#### Exercise prompt
Please quote the listing verbatim from its first line through the line that contains "139, 524, 149]".

#### Material
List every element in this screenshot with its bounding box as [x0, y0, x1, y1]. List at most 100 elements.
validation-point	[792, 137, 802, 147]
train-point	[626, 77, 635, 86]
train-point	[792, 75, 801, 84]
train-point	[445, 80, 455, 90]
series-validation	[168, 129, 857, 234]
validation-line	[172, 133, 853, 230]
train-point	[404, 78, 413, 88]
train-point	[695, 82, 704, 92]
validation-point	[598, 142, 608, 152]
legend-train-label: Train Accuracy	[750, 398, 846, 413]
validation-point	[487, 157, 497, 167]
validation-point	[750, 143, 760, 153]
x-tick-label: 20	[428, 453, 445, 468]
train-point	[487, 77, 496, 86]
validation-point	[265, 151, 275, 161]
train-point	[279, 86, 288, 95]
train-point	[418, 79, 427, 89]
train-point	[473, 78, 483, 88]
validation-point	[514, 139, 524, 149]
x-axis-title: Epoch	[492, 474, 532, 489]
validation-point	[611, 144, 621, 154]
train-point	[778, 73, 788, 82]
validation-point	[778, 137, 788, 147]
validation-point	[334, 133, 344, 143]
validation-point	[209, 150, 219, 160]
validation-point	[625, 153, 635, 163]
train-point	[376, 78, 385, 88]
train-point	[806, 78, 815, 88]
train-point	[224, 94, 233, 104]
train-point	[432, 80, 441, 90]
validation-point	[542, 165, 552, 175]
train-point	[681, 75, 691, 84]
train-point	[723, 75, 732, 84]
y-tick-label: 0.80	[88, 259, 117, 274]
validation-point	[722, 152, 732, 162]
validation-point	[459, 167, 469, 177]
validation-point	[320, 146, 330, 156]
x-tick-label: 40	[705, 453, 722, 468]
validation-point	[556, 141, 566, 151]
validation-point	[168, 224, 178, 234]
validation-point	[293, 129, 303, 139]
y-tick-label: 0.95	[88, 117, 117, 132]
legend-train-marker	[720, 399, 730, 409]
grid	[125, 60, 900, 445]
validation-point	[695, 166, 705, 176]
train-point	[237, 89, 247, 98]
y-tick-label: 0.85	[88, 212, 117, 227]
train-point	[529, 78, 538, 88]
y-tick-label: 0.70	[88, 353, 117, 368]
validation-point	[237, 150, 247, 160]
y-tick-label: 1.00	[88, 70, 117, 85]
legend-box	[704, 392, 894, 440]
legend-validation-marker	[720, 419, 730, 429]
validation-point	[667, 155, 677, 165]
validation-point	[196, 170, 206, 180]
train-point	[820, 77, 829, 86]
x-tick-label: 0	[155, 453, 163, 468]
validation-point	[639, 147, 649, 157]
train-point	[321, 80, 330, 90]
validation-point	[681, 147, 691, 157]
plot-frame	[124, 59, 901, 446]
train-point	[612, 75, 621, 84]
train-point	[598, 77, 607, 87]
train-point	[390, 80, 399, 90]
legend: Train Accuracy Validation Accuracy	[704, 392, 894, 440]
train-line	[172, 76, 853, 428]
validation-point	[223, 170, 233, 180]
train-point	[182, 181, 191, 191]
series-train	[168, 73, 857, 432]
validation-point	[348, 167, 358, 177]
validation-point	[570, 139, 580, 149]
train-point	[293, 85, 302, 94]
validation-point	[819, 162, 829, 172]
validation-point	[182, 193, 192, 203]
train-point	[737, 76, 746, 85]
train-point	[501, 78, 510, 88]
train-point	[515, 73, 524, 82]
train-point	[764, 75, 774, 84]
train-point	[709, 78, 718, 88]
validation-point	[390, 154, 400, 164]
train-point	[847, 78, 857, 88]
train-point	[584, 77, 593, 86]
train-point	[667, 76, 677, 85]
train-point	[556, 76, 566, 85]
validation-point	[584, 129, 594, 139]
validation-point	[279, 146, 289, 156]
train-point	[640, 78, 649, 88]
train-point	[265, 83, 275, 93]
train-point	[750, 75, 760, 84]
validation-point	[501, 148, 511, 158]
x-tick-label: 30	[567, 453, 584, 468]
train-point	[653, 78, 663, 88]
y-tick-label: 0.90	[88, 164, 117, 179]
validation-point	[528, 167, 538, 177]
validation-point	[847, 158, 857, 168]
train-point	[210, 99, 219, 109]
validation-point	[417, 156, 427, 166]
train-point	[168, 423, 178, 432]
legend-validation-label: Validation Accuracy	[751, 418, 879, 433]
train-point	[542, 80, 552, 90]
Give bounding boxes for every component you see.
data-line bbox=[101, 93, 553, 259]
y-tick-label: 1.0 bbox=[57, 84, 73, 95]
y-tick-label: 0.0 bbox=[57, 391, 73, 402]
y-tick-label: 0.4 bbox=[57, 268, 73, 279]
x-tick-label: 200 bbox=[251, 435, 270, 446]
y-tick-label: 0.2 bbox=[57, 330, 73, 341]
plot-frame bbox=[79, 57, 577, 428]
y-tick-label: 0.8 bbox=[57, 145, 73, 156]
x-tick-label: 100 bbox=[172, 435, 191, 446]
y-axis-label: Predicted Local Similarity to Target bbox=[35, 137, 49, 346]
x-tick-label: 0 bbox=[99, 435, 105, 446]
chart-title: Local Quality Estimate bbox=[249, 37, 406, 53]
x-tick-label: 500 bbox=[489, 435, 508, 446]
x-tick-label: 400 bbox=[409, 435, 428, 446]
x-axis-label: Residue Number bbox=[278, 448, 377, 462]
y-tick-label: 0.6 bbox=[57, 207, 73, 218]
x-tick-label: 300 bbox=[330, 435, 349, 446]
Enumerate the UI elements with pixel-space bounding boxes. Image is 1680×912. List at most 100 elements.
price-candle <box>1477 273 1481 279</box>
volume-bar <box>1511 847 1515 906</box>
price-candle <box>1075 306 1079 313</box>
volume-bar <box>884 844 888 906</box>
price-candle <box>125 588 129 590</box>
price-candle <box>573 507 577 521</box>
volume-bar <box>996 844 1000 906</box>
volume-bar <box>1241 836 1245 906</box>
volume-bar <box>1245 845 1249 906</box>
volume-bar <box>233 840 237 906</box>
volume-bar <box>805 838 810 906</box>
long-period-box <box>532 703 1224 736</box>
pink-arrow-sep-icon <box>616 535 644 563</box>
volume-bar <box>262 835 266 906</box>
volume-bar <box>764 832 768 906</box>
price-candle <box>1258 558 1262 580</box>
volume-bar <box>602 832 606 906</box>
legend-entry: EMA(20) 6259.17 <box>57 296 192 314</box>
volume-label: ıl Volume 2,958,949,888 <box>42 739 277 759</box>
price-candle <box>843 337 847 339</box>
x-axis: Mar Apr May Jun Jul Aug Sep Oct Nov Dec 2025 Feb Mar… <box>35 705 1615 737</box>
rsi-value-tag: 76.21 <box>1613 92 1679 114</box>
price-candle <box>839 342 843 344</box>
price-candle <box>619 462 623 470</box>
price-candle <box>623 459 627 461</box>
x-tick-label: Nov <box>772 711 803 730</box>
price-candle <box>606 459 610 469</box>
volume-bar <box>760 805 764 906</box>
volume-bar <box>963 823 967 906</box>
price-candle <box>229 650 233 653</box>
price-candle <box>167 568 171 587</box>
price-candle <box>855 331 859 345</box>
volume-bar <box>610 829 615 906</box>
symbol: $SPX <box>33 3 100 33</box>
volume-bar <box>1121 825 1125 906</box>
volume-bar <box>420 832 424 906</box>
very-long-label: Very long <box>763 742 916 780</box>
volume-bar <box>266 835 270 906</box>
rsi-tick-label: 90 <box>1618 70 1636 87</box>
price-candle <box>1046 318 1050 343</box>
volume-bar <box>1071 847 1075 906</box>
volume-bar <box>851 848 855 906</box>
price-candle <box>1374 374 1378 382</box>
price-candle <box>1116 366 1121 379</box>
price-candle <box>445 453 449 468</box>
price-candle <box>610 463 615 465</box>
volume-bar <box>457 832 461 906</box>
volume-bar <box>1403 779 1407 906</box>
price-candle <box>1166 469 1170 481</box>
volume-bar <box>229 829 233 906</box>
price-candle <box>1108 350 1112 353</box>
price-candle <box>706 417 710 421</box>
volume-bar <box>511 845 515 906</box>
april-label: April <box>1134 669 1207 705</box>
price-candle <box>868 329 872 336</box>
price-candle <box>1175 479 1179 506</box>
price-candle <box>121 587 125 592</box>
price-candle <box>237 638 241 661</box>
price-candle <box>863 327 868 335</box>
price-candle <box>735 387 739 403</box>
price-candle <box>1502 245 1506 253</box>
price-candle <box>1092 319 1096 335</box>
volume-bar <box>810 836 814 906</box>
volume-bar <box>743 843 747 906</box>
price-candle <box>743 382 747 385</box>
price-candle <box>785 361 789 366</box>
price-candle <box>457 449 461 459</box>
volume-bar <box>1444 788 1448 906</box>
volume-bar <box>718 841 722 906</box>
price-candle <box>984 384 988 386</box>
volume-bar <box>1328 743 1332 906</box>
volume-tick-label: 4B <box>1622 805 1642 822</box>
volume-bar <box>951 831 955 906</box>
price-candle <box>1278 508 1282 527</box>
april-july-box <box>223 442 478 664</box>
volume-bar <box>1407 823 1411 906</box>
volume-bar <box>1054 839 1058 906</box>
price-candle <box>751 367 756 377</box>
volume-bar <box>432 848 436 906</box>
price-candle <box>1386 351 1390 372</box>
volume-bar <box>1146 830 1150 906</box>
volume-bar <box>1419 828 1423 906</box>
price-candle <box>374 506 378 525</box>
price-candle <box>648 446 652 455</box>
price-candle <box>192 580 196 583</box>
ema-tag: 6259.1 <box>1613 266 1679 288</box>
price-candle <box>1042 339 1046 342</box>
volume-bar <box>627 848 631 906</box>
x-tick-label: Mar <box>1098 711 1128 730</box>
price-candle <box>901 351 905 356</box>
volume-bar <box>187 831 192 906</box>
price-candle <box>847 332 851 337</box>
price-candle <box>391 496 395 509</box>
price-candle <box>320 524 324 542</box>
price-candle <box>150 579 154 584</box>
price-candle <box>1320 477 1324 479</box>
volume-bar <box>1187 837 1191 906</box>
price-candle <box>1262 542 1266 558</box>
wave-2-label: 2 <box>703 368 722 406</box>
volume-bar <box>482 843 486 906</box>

#### Exercise output
List every element in this screenshot with its bounding box as [x0, y0, x1, y1]. List at most 100 elements.
validation-point	[792, 137, 802, 147]
train-point	[626, 77, 635, 86]
train-point	[792, 75, 801, 84]
train-point	[445, 80, 455, 90]
series-validation	[168, 129, 857, 234]
validation-line	[172, 133, 853, 230]
train-point	[404, 78, 413, 88]
train-point	[695, 82, 704, 92]
validation-point	[598, 142, 608, 152]
legend-train-label: Train Accuracy	[750, 398, 846, 413]
validation-point	[487, 157, 497, 167]
validation-point	[750, 143, 760, 153]
x-tick-label: 20	[428, 453, 445, 468]
train-point	[487, 77, 496, 86]
validation-point	[265, 151, 275, 161]
train-point	[279, 86, 288, 95]
train-point	[418, 79, 427, 89]
train-point	[473, 78, 483, 88]
validation-point	[514, 139, 524, 149]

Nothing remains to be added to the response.